MATERIAL SHOWN:
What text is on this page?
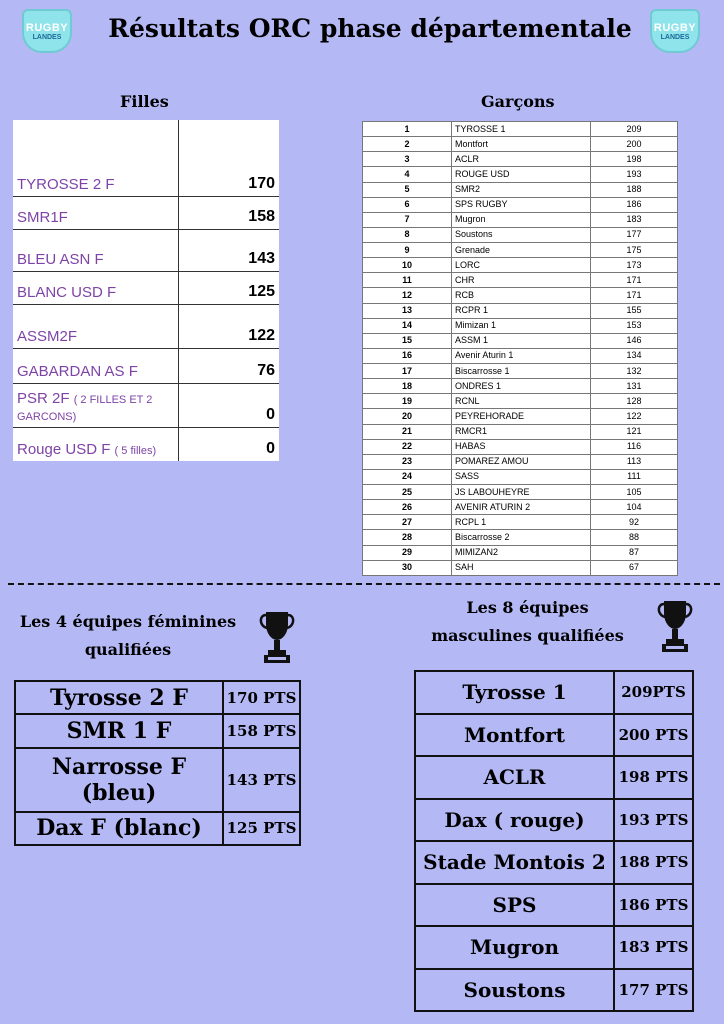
RUGBY
LANDES	Résultats ORC phase départementale	RUGBY
LANDES
Filles	Garçons
TYROSSE 2 F	170
SMR1F	158
BLEU ASN F	143
BLANC USD F	125
ASSM2F	122
GABARDAN AS F	76
PSR 2F ( 2 FILLES ET 2 GARCONS)	0
Rouge USD F ( 5 filles)	0
1	TYROSSE 1	209
2	Montfort	200
3	ACLR	198
4	ROUGE USD	193
5	SMR2	188
6	SPS RUGBY	186
7	Mugron	183
8	Soustons	177
9	Grenade	175
10	LORC	173
11	CHR	171
12	RCB	171
13	RCPR 1	155
14	Mimizan 1	153
15	ASSM 1	146
16	Avenir Aturin 1	134
17	Biscarrosse 1	132
18	ONDRES 1	131
19	RCNL	128
20	PEYREHORADE	122
21	RMCR1	121
22	HABAS	116
23	POMAREZ AMOU	113
24	SASS	111
25	JS LABOUHEYRE	105
26	AVENIR ATURIN 2	104
27	RCPL 1	92
28	Biscarrosse 2	88
29	MIMIZAN2	87
30	SAH	67
Les 4 équipes féminines
qualifiées
Tyrosse 2 F	170 PTS
SMR 1 F	158 PTS
Narrosse F (bleu)	143 PTS
Dax F (blanc)	125 PTS
Les 8 équipes
masculines qualifiées
Tyrosse 1	209PTS
Montfort	200 PTS
ACLR	198 PTS
Dax ( rouge)	193 PTS
Stade Montois 2	188 PTS
SPS	186 PTS
Mugron	183 PTS
Soustons	177 PTS
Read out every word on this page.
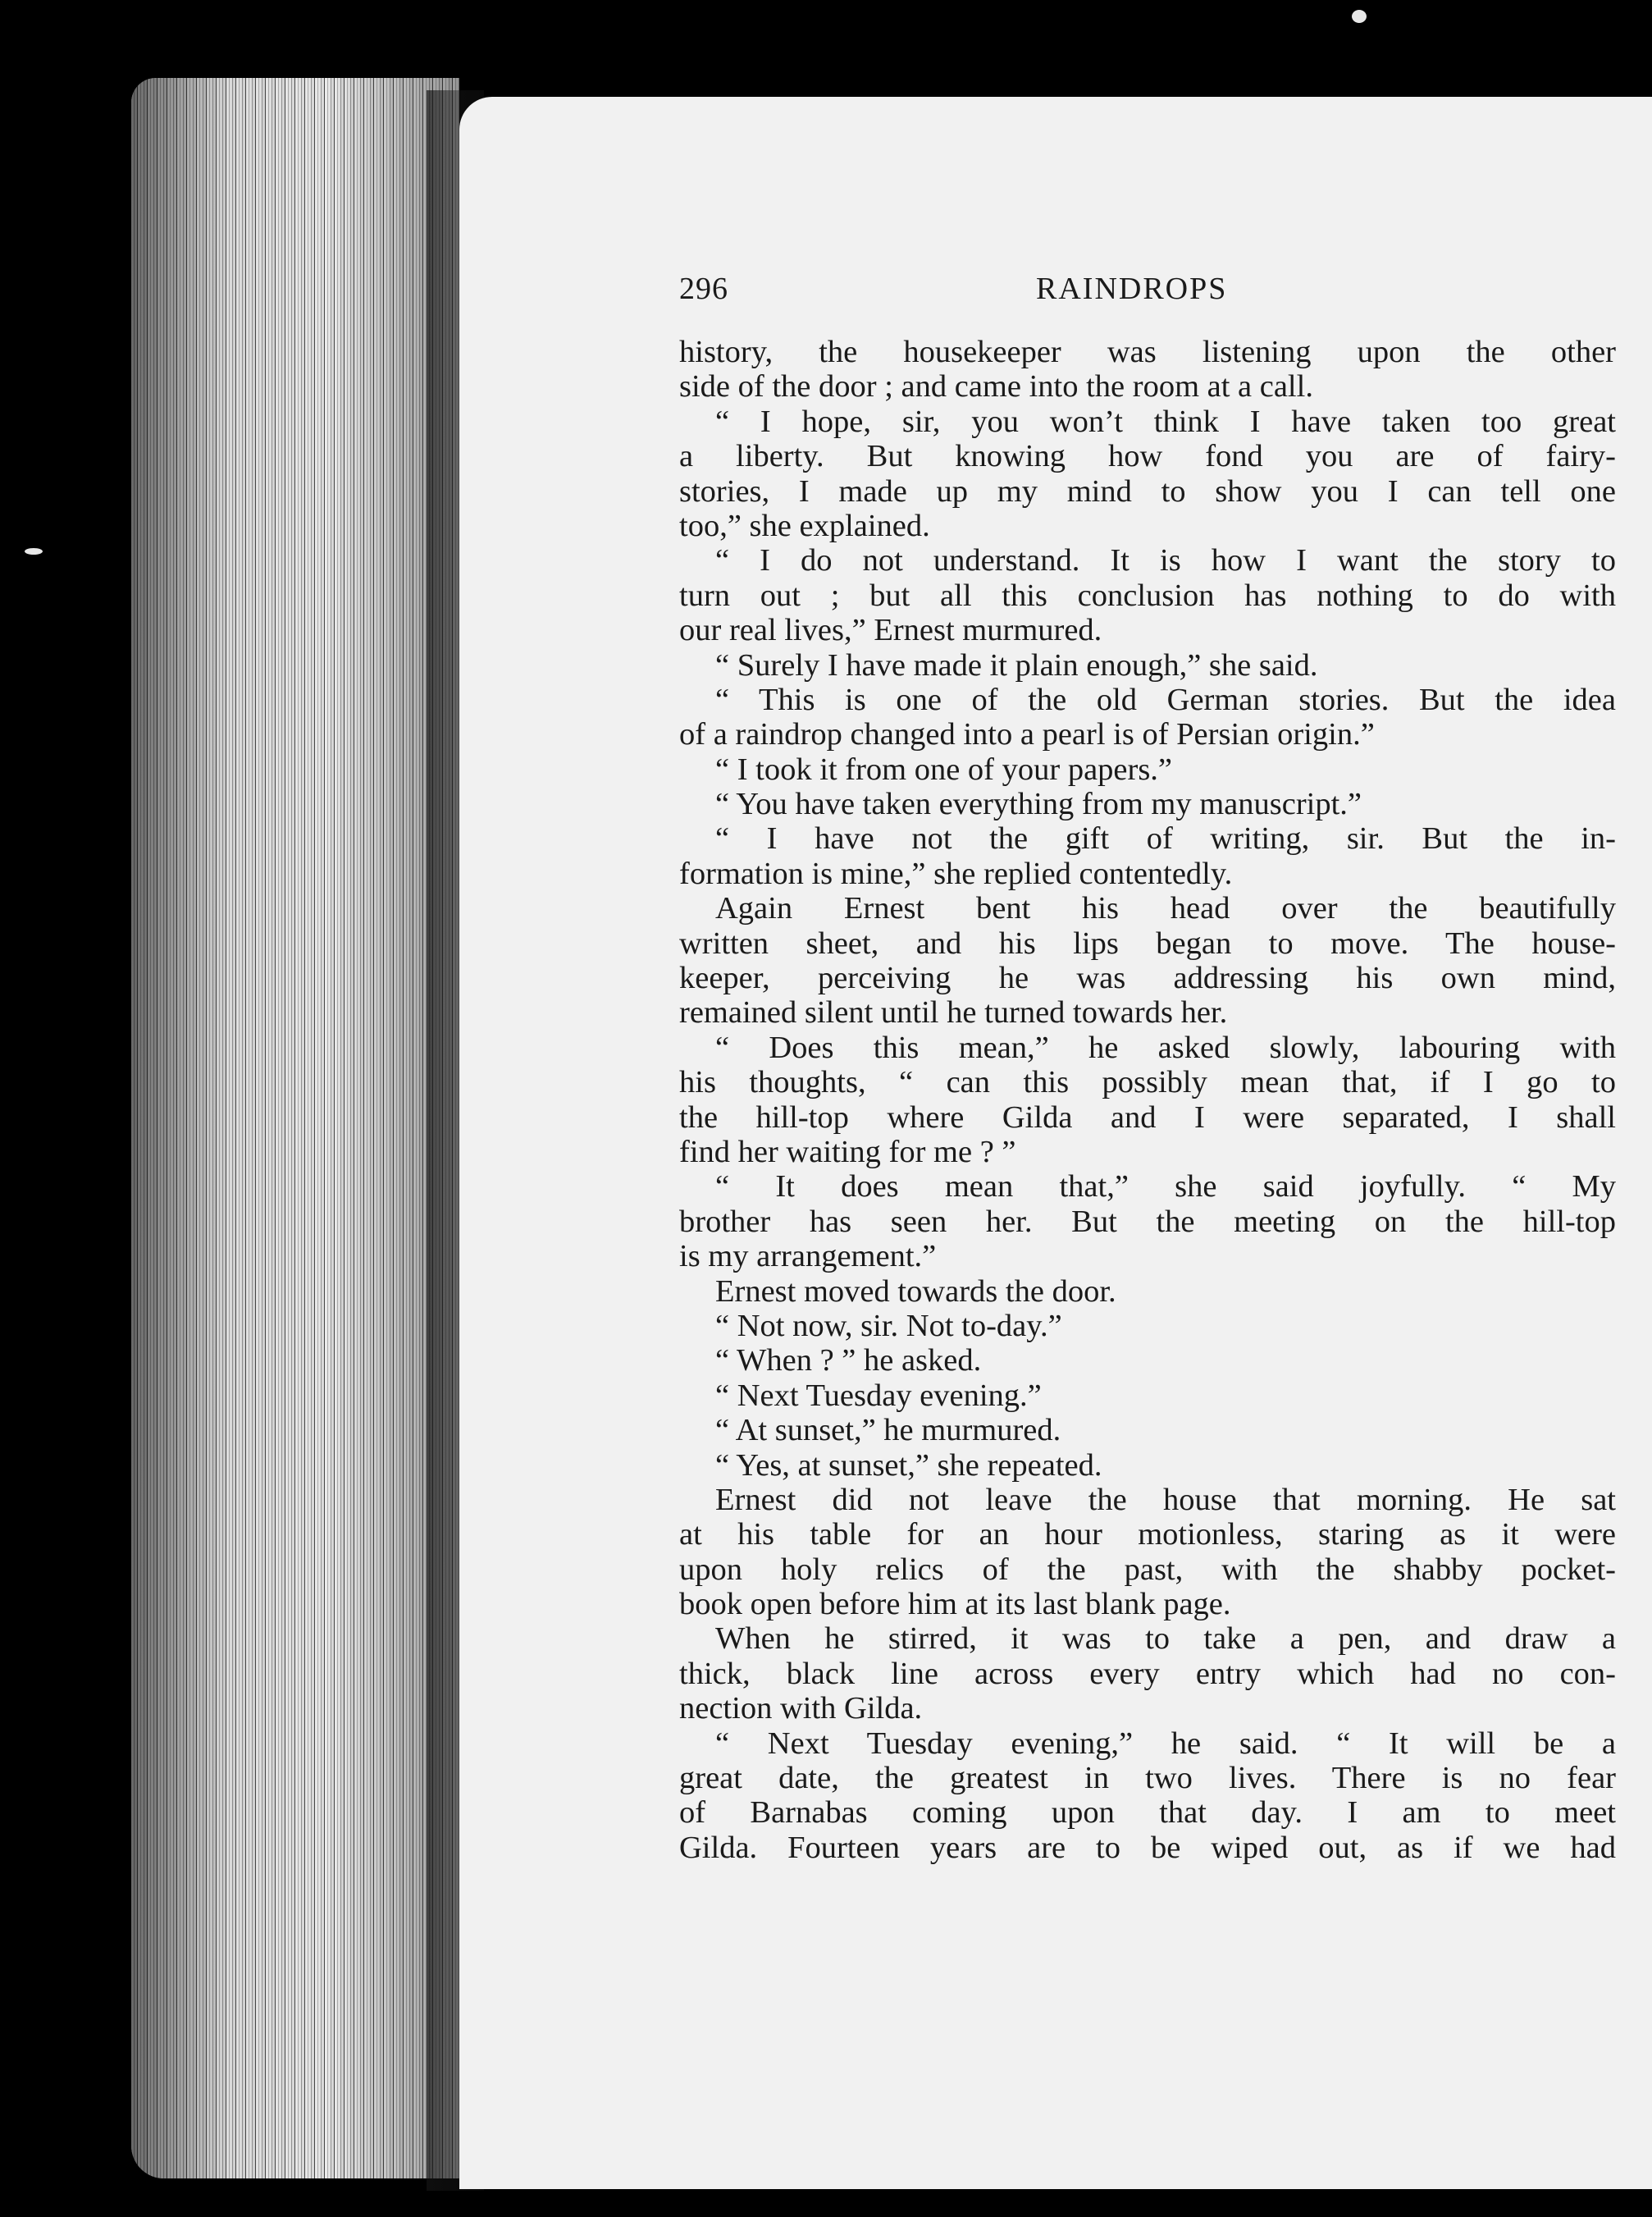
296	RAINDROPS
history, the housekeeper was listening upon the other
side of the door ; and came into the room at a call.
“ I hope, sir, you won’t think I have taken too great
a liberty. But knowing how fond you are of fairy-
stories, I made up my mind to show you I can tell one
too,” she explained.
“ I do not understand. It is how I want the story to
turn out ; but all this conclusion has nothing to do with
our real lives,” Ernest murmured.
“ Surely I have made it plain enough,” she said.
“ This is one of the old German stories. But the idea
of a raindrop changed into a pearl is of Persian origin.”
“ I took it from one of your papers.”
“ You have taken everything from my manuscript.”
“ I have not the gift of writing, sir. But the in-
formation is mine,” she replied contentedly.
Again Ernest bent his head over the beautifully
written sheet, and his lips began to move. The house-
keeper, perceiving he was addressing his own mind,
remained silent until he turned towards her.
“ Does this mean,” he asked slowly, labouring with
his thoughts, “ can this possibly mean that, if I go to
the hill-top where Gilda and I were separated, I shall
find her waiting for me ? ”
“ It does mean that,” she said joyfully. “ My
brother has seen her. But the meeting on the hill-top
is my arrangement.”
Ernest moved towards the door.
“ Not now, sir. Not to-day.”
“ When ? ” he asked.
“ Next Tuesday evening.”
“ At sunset,” he murmured.
“ Yes, at sunset,” she repeated.
Ernest did not leave the house that morning. He sat
at his table for an hour motionless, staring as it were
upon holy relics of the past, with the shabby pocket-
book open before him at its last blank page.
When he stirred, it was to take a pen, and draw a
thick, black line across every entry which had no con-
nection with Gilda.
“ Next Tuesday evening,” he said. “ It will be a
great date, the greatest in two lives. There is no fear
of Barnabas coming upon that day. I am to meet
Gilda. Fourteen years are to be wiped out, as if we had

WHAT IS BEING ASKED: Print the complete listing exactly as it stands, without its pictures.

WRITTEN SOLUTION:
What text is on this page?
RUGBY
LANDES	Résultats ORC phase départementale	RUGBY
LANDES
Filles	Garçons
TYROSSE 2 F	170
SMR1F	158
BLEU ASN F	143
BLANC USD F	125
ASSM2F	122
GABARDAN AS F	76
PSR 2F ( 2 FILLES ET 2 GARCONS)	0
Rouge USD F ( 5 filles)	0
1	TYROSSE 1	209
2	Montfort	200
3	ACLR	198
4	ROUGE USD	193
5	SMR2	188
6	SPS RUGBY	186
7	Mugron	183
8	Soustons	177
9	Grenade	175
10	LORC	173
11	CHR	171
12	RCB	171
13	RCPR 1	155
14	Mimizan 1	153
15	ASSM 1	146
16	Avenir Aturin 1	134
17	Biscarrosse 1	132
18	ONDRES 1	131
19	RCNL	128
20	PEYREHORADE	122
21	RMCR1	121
22	HABAS	116
23	POMAREZ AMOU	113
24	SASS	111
25	JS LABOUHEYRE	105
26	AVENIR ATURIN 2	104
27	RCPL 1	92
28	Biscarrosse 2	88
29	MIMIZAN2	87
30	SAH	67
Les 4 équipes féminines
qualifiées
Tyrosse 2 F	170 PTS
SMR 1 F	158 PTS
Narrosse F (bleu)	143 PTS
Dax F (blanc)	125 PTS
Les 8 équipes
masculines qualifiées
Tyrosse 1	209PTS
Montfort	200 PTS
ACLR	198 PTS
Dax ( rouge)	193 PTS
Stade Montois 2	188 PTS
SPS	186 PTS
Mugron	183 PTS
Soustons	177 PTS
Read out every word on this page.
296	RAINDROPS
history, the housekeeper was listening upon the other
side of the door ; and came into the room at a call.
“ I hope, sir, you won’t think I have taken too great
a liberty. But knowing how fond you are of fairy-
stories, I made up my mind to show you I can tell one
too,” she explained.
“ I do not understand. It is how I want the story to
turn out ; but all this conclusion has nothing to do with
our real lives,” Ernest murmured.
“ Surely I have made it plain enough,” she said.
“ This is one of the old German stories. But the idea
of a raindrop changed into a pearl is of Persian origin.”
“ I took it from one of your papers.”
“ You have taken everything from my manuscript.”
“ I have not the gift of writing, sir. But the in-
formation is mine,” she replied contentedly.
Again Ernest bent his head over the beautifully
written sheet, and his lips began to move. The house-
keeper, perceiving he was addressing his own mind,
remained silent until he turned towards her.
“ Does this mean,” he asked slowly, labouring with
his thoughts, “ can this possibly mean that, if I go to
the hill-top where Gilda and I were separated, I shall
find her waiting for me ? ”
“ It does mean that,” she said joyfully. “ My
brother has seen her. But the meeting on the hill-top
is my arrangement.”
Ernest moved towards the door.
“ Not now, sir. Not to-day.”
“ When ? ” he asked.
“ Next Tuesday evening.”
“ At sunset,” he murmured.
“ Yes, at sunset,” she repeated.
Ernest did not leave the house that morning. He sat
at his table for an hour motionless, staring as it were
upon holy relics of the past, with the shabby pocket-
book open before him at its last blank page.
When he stirred, it was to take a pen, and draw a
thick, black line across every entry which had no con-
nection with Gilda.
“ Next Tuesday evening,” he said. “ It will be a
great date, the greatest in two lives. There is no fear
of Barnabas coming upon that day. I am to meet
Gilda. Fourteen years are to be wiped out, as if we had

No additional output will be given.